- Exercise aim
Pick out every line of the entries below where "They" occurs, and copy those lines.

── Stored data

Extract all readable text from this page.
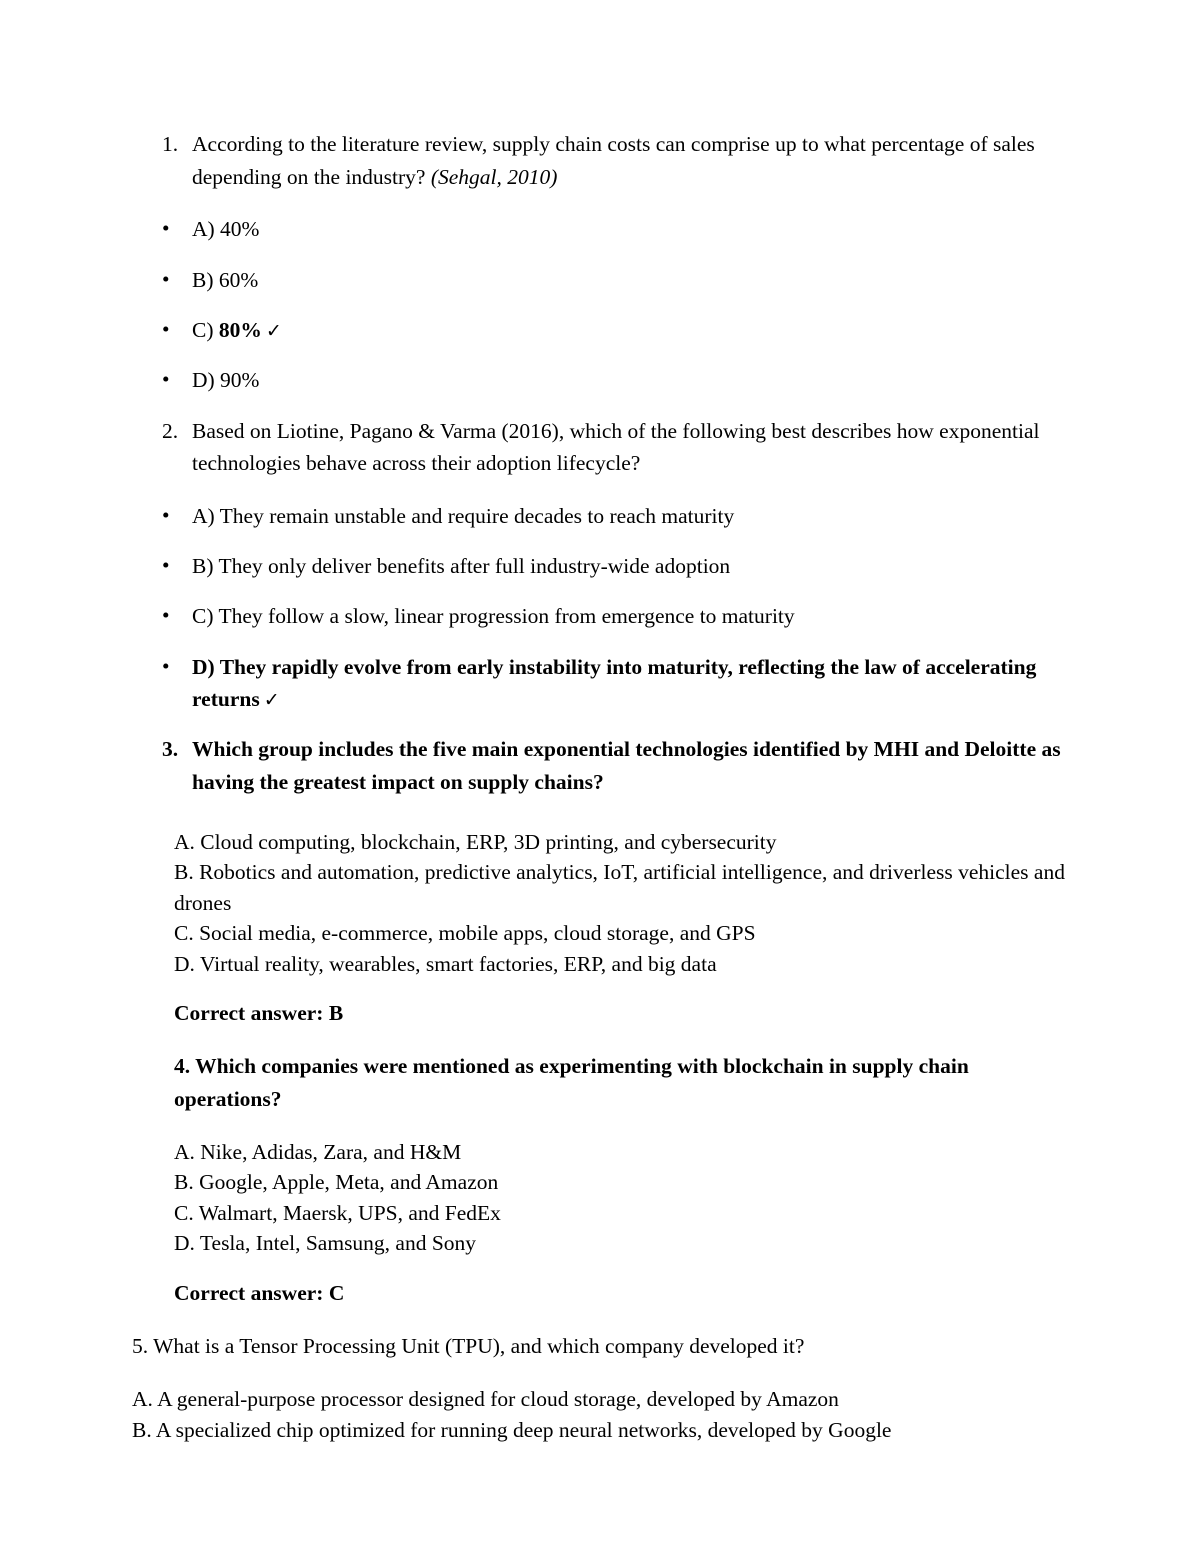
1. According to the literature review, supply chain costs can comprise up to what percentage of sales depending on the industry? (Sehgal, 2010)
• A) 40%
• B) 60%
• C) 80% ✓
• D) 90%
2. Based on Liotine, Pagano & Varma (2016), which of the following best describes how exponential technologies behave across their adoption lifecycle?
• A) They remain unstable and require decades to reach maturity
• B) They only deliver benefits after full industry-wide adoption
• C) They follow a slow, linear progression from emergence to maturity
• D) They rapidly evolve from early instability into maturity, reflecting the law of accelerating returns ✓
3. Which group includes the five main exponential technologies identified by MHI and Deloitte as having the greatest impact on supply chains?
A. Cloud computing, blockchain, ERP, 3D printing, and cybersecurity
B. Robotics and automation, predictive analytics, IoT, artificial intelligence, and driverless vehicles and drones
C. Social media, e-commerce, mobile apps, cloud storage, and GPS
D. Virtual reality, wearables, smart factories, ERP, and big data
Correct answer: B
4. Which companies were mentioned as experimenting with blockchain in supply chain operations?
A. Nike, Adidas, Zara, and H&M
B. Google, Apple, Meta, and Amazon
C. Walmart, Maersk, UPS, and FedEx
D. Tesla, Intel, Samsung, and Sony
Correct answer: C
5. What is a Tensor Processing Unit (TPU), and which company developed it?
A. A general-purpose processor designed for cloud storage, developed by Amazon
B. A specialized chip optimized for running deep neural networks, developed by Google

────
── Stored data

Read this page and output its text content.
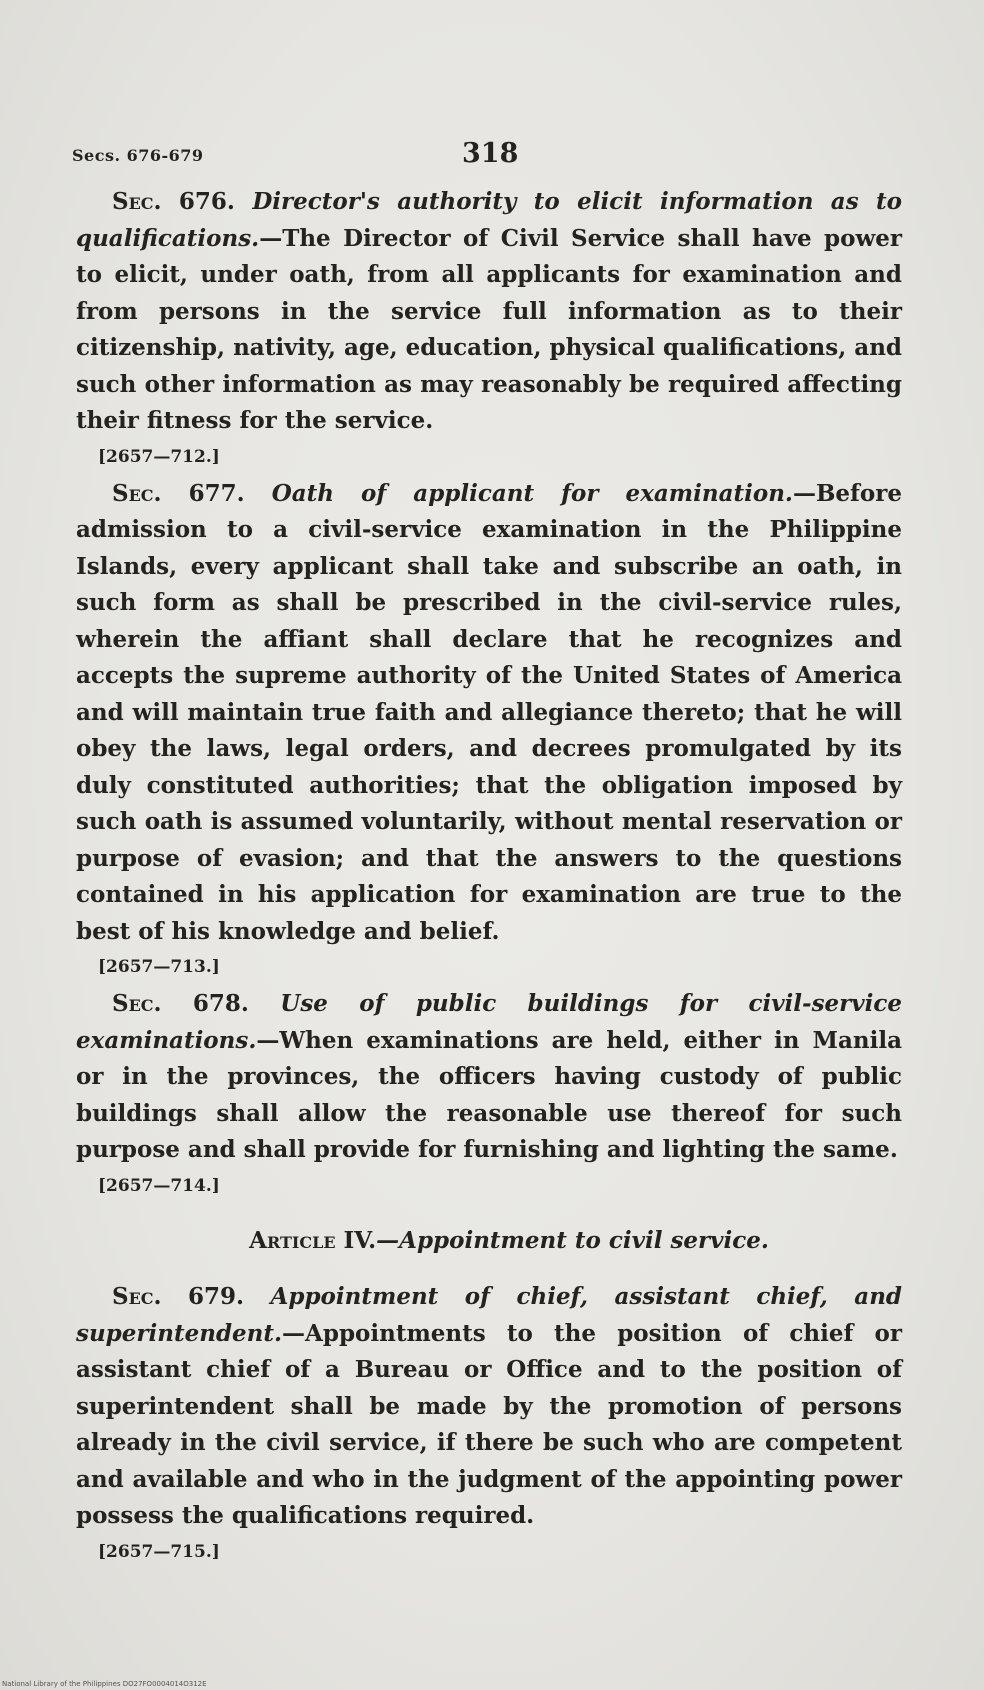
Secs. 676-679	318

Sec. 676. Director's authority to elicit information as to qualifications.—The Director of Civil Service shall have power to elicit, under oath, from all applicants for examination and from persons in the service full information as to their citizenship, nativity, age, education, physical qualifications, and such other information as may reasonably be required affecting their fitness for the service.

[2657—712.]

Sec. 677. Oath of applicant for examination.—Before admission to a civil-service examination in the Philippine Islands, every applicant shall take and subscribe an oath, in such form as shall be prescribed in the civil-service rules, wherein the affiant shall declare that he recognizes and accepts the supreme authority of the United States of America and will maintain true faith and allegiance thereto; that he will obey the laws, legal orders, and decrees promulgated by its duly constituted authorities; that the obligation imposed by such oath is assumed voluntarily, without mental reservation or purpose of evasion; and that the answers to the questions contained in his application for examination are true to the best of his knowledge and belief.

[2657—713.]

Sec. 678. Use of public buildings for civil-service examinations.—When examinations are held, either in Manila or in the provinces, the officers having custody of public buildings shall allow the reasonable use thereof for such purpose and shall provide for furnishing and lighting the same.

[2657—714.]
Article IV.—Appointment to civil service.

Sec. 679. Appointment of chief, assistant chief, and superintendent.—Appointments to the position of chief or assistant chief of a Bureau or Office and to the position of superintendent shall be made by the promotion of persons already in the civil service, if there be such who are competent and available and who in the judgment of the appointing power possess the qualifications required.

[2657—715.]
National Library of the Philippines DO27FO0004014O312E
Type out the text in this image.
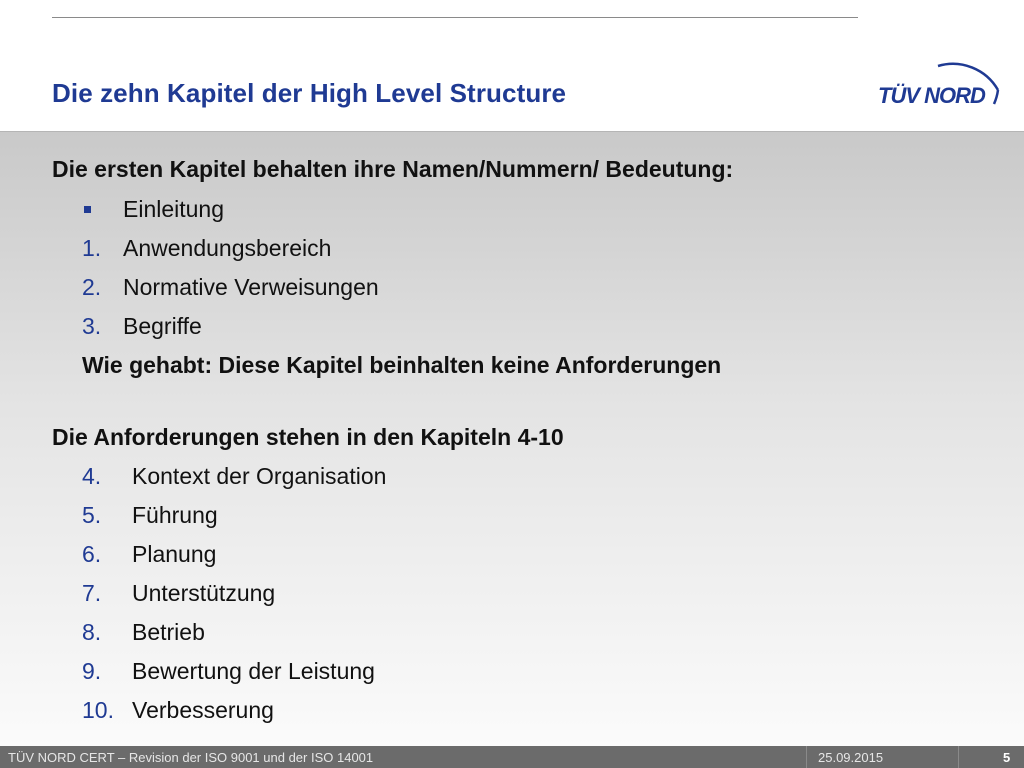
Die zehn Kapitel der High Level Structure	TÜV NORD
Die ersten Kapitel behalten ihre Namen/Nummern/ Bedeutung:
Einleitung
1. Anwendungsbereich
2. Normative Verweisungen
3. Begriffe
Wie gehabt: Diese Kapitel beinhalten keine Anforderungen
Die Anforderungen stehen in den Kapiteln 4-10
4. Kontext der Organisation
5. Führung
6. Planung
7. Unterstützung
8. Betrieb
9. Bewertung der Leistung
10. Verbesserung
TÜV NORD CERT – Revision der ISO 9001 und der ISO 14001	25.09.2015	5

────

- The result
• A) They remain unstable and require decades to reach maturity
• B) They only deliver benefits after full industry-wide adoption
• C) They follow a slow, linear progression from emergence to maturity
• D) They rapidly evolve from early instability into maturity, reflecting the law of accelerating returns ✓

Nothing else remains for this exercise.